— Start of Material for this exercise —

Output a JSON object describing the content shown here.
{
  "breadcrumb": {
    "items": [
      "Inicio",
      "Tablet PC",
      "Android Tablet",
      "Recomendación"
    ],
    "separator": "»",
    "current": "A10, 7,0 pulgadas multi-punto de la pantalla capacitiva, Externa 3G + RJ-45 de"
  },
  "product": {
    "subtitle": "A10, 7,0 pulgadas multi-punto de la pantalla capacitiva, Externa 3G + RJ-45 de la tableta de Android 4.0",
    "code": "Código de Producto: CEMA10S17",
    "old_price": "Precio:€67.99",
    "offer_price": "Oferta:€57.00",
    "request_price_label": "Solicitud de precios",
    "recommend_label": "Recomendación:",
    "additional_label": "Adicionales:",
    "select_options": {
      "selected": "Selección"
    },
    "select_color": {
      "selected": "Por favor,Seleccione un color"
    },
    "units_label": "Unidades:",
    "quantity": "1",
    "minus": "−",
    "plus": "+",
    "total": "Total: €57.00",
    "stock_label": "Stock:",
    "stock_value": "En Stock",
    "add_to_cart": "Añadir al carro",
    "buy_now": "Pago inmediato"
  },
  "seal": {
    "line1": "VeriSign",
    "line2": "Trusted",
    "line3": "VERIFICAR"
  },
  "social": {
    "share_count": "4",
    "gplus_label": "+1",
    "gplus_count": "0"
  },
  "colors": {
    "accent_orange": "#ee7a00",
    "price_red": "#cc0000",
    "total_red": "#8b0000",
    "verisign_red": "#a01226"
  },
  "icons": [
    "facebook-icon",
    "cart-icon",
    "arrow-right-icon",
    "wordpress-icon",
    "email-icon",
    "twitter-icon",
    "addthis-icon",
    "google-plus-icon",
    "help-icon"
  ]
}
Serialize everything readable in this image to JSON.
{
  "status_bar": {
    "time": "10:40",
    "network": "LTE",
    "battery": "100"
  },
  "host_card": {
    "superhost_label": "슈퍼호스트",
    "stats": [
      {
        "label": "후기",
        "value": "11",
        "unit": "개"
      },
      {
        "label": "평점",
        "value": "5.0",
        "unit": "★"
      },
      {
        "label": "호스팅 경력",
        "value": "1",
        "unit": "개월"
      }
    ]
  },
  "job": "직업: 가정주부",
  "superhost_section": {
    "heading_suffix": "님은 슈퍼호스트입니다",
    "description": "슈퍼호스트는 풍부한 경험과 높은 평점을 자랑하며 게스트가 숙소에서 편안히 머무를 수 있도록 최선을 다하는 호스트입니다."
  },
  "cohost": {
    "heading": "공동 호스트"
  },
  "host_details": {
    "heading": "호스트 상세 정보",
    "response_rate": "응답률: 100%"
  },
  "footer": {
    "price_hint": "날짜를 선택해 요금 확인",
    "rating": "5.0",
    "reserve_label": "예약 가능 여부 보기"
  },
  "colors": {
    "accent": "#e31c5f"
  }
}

— End of Material for this exercise —

Print the records once more, exactly as they were given.

Exercise response =>
Output a JSON object describing the content shown here.
{
  "breadcrumb": {
    "items": [
      "Inicio",
      "Tablet PC",
      "Android Tablet",
      "Recomendación"
    ],
    "separator": "»",
    "current": "A10, 7,0 pulgadas multi-punto de la pantalla capacitiva, Externa 3G + RJ-45 de"
  },
  "product": {
    "subtitle": "A10, 7,0 pulgadas multi-punto de la pantalla capacitiva, Externa 3G + RJ-45 de la tableta de Android 4.0",
    "code": "Código de Producto: CEMA10S17",
    "old_price": "Precio:€67.99",
    "offer_price": "Oferta:€57.00",
    "request_price_label": "Solicitud de precios",
    "recommend_label": "Recomendación:",
    "additional_label": "Adicionales:",
    "select_options": {
      "selected": "Selección"
    },
    "select_color": {
      "selected": "Por favor,Seleccione un color"
    },
    "units_label": "Unidades:",
    "quantity": "1",
    "minus": "−",
    "plus": "+",
    "total": "Total: €57.00",
    "stock_label": "Stock:",
    "stock_value": "En Stock",
    "add_to_cart": "Añadir al carro",
    "buy_now": "Pago inmediato"
  },
  "seal": {
    "line1": "VeriSign",
    "line2": "Trusted",
    "line3": "VERIFICAR"
  },
  "social": {
    "share_count": "4",
    "gplus_label": "+1",
    "gplus_count": "0"
  },
  "colors": {
    "accent_orange": "#ee7a00",
    "price_red": "#cc0000",
    "total_red": "#8b0000",
    "verisign_red": "#a01226"
  },
  "icons": [
    "facebook-icon",
    "cart-icon",
    "arrow-right-icon",
    "wordpress-icon",
    "email-icon",
    "twitter-icon",
    "addthis-icon",
    "google-plus-icon",
    "help-icon"
  ]
}
Serialize everything readable in this image to JSON.
{
  "status_bar": {
    "time": "10:40",
    "network": "LTE",
    "battery": "100"
  },
  "host_card": {
    "superhost_label": "슈퍼호스트",
    "stats": [
      {
        "label": "후기",
        "value": "11",
        "unit": "개"
      },
      {
        "label": "평점",
        "value": "5.0",
        "unit": "★"
      },
      {
        "label": "호스팅 경력",
        "value": "1",
        "unit": "개월"
      }
    ]
  },
  "job": "직업: 가정주부",
  "superhost_section": {
    "heading_suffix": "님은 슈퍼호스트입니다",
    "description": "슈퍼호스트는 풍부한 경험과 높은 평점을 자랑하며 게스트가 숙소에서 편안히 머무를 수 있도록 최선을 다하는 호스트입니다."
  },
  "cohost": {
    "heading": "공동 호스트"
  },
  "host_details": {
    "heading": "호스트 상세 정보",
    "response_rate": "응답률: 100%"
  },
  "footer": {
    "price_hint": "날짜를 선택해 요금 확인",
    "rating": "5.0",
    "reserve_label": "예약 가능 여부 보기"
  },
  "colors": {
    "accent": "#e31c5f"
  }
}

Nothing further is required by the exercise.